* **Dataset excerpts**
+ + + + +
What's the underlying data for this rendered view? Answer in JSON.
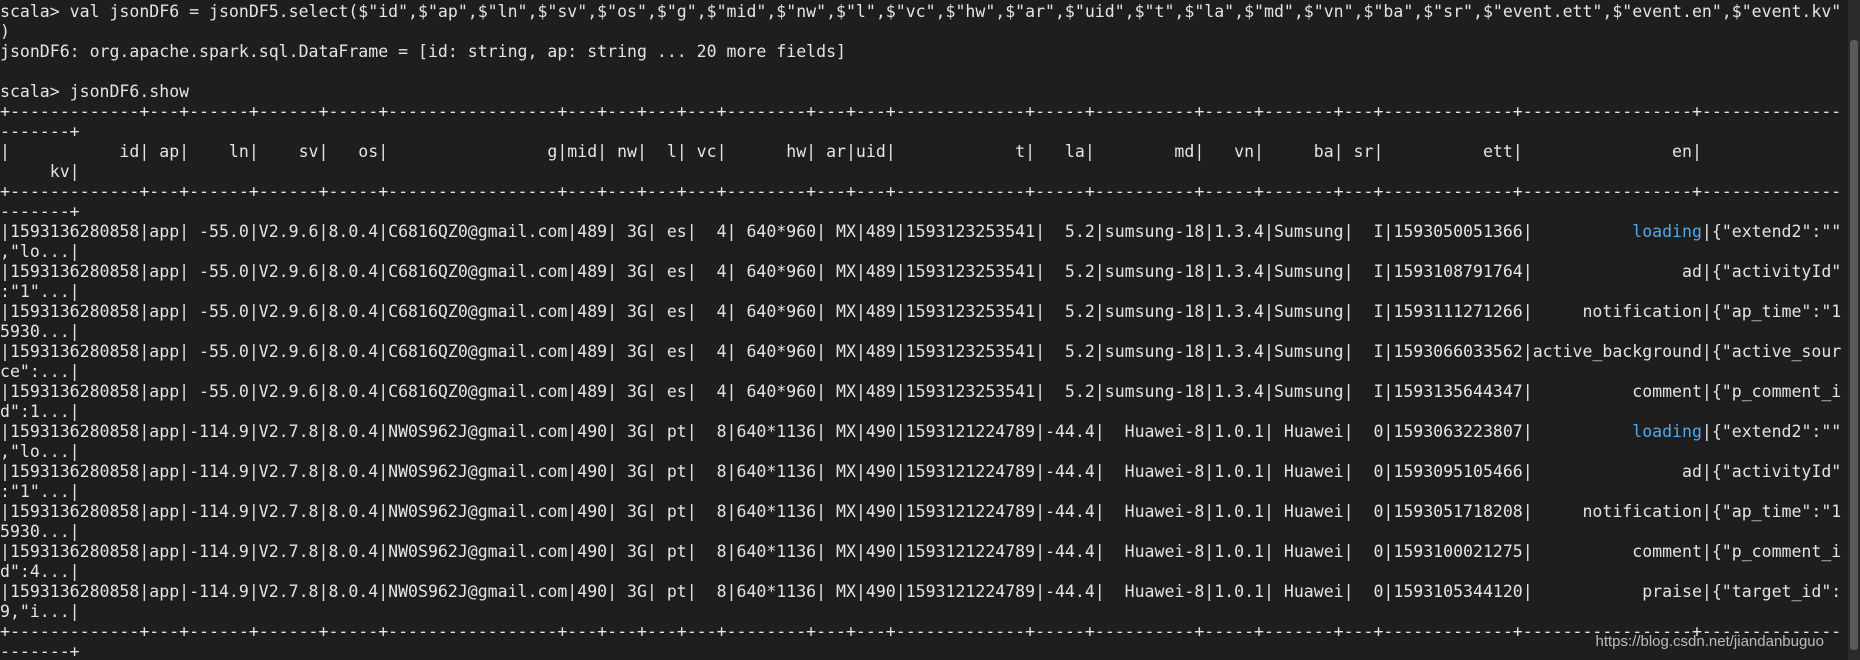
{
  "terminal": {
    "colors": {
      "background": "#1e1e1e",
      "text": "#e4e4e4",
      "highlight": "#4fa9e8"
    },
    "lines": [
      "scala> val jsonDF6 = jsonDF5.select($\"id\",$\"ap\",$\"ln\",$\"sv\",$\"os\",$\"g\",$\"mid\",$\"nw\",$\"l\",$\"vc\",$\"hw\",$\"ar\",$\"uid\",$\"t\",$\"la\",$\"md\",$\"vn\",$\"ba\",$\"sr\",$\"event.ett\",$\"event.en\",$\"event.kv\"",
      ")",
      "jsonDF6: org.apache.spark.sql.DataFrame = [id: string, ap: string ... 20 more fields]",
      "",
      "scala> jsonDF6.show",
      "+-------------+---+------+------+-----+-----------------+---+---+---+---+--------+---+---+-------------+-----+----------+-----+-------+---+-------------+-----------------+--------------",
      "-------+",
      "|           id| ap|    ln|    sv|   os|                g|mid| nw|  l| vc|      hw| ar|uid|            t|   la|        md|   vn|     ba| sr|          ett|               en|",
      "     kv|",
      "+-------------+---+------+------+-----+-----------------+---+---+---+---+--------+---+---+-------------+-----+----------+-----+-------+---+-------------+-----------------+--------------",
      "-------+",
      "|1593136280858|app| -55.0|V2.9.6|8.0.4|C6816QZ0@gmail.com|489| 3G| es|  4| 640*960| MX|489|1593123253541|  5.2|sumsung-18|1.3.4|Sumsung|  I|1593050051366|          loading|{\"extend2\":\"\"",
      ",\"lo...|",
      "|1593136280858|app| -55.0|V2.9.6|8.0.4|C6816QZ0@gmail.com|489| 3G| es|  4| 640*960| MX|489|1593123253541|  5.2|sumsung-18|1.3.4|Sumsung|  I|1593108791764|               ad|{\"activityId\"",
      ":\"1\"...|",
      "|1593136280858|app| -55.0|V2.9.6|8.0.4|C6816QZ0@gmail.com|489| 3G| es|  4| 640*960| MX|489|1593123253541|  5.2|sumsung-18|1.3.4|Sumsung|  I|1593111271266|     notification|{\"ap_time\":\"1",
      "5930...|",
      "|1593136280858|app| -55.0|V2.9.6|8.0.4|C6816QZ0@gmail.com|489| 3G| es|  4| 640*960| MX|489|1593123253541|  5.2|sumsung-18|1.3.4|Sumsung|  I|1593066033562|active_background|{\"active_sour",
      "ce\":...|",
      "|1593136280858|app| -55.0|V2.9.6|8.0.4|C6816QZ0@gmail.com|489| 3G| es|  4| 640*960| MX|489|1593123253541|  5.2|sumsung-18|1.3.4|Sumsung|  I|1593135644347|          comment|{\"p_comment_i",
      "d\":1...|",
      "|1593136280858|app|-114.9|V2.7.8|8.0.4|NW0S962J@gmail.com|490| 3G| pt|  8|640*1136| MX|490|1593121224789|-44.4|  Huawei-8|1.0.1| Huawei|  0|1593063223807|          loading|{\"extend2\":\"\"",
      ",\"lo...|",
      "|1593136280858|app|-114.9|V2.7.8|8.0.4|NW0S962J@gmail.com|490| 3G| pt|  8|640*1136| MX|490|1593121224789|-44.4|  Huawei-8|1.0.1| Huawei|  0|1593095105466|               ad|{\"activityId\"",
      ":\"1\"...|",
      "|1593136280858|app|-114.9|V2.7.8|8.0.4|NW0S962J@gmail.com|490| 3G| pt|  8|640*1136| MX|490|1593121224789|-44.4|  Huawei-8|1.0.1| Huawei|  0|1593051718208|     notification|{\"ap_time\":\"1",
      "5930...|",
      "|1593136280858|app|-114.9|V2.7.8|8.0.4|NW0S962J@gmail.com|490| 3G| pt|  8|640*1136| MX|490|1593121224789|-44.4|  Huawei-8|1.0.1| Huawei|  0|1593100021275|          comment|{\"p_comment_i",
      "d\":4...|",
      "|1593136280858|app|-114.9|V2.7.8|8.0.4|NW0S962J@gmail.com|490| 3G| pt|  8|640*1136| MX|490|1593121224789|-44.4|  Huawei-8|1.0.1| Huawei|  0|1593105344120|           praise|{\"target_id\":",
      "9,\"i...|",
      "+-------------+---+------+------+-----+-----------------+---+---+---+---+--------+---+---+-------------+-----+----------+-----+-------+---+-------------+-----------------+--------------",
      "-------+"
    ],
    "highlights": [
      {
        "line": 11,
        "text": "loading"
      },
      {
        "line": 21,
        "text": "loading"
      }
    ]
  },
  "watermark": "https://blog.csdn.net/jiandanbuguo"
}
+ + + + +
* **Stated exercise**
Take every line that includes the string "activityId" and copy it.

* **Output for this task**
      "|1593136280858|app| -55.0|V2.9.6|8.0.4|C6816QZ0@gmail.com|489| 3G| es|  4| 640*960| MX|489|1593123253541|  5.2|sumsung-18|1.3.4|Sumsung|  I|1593108791764|               ad|{\"activityId\"",
      "|1593136280858|app|-114.9|V2.7.8|8.0.4|NW0S962J@gmail.com|490| 3G| pt|  8|640*1136| MX|490|1593121224789|-44.4|  Huawei-8|1.0.1| Huawei|  0|1593095105466|               ad|{\"activityId\"",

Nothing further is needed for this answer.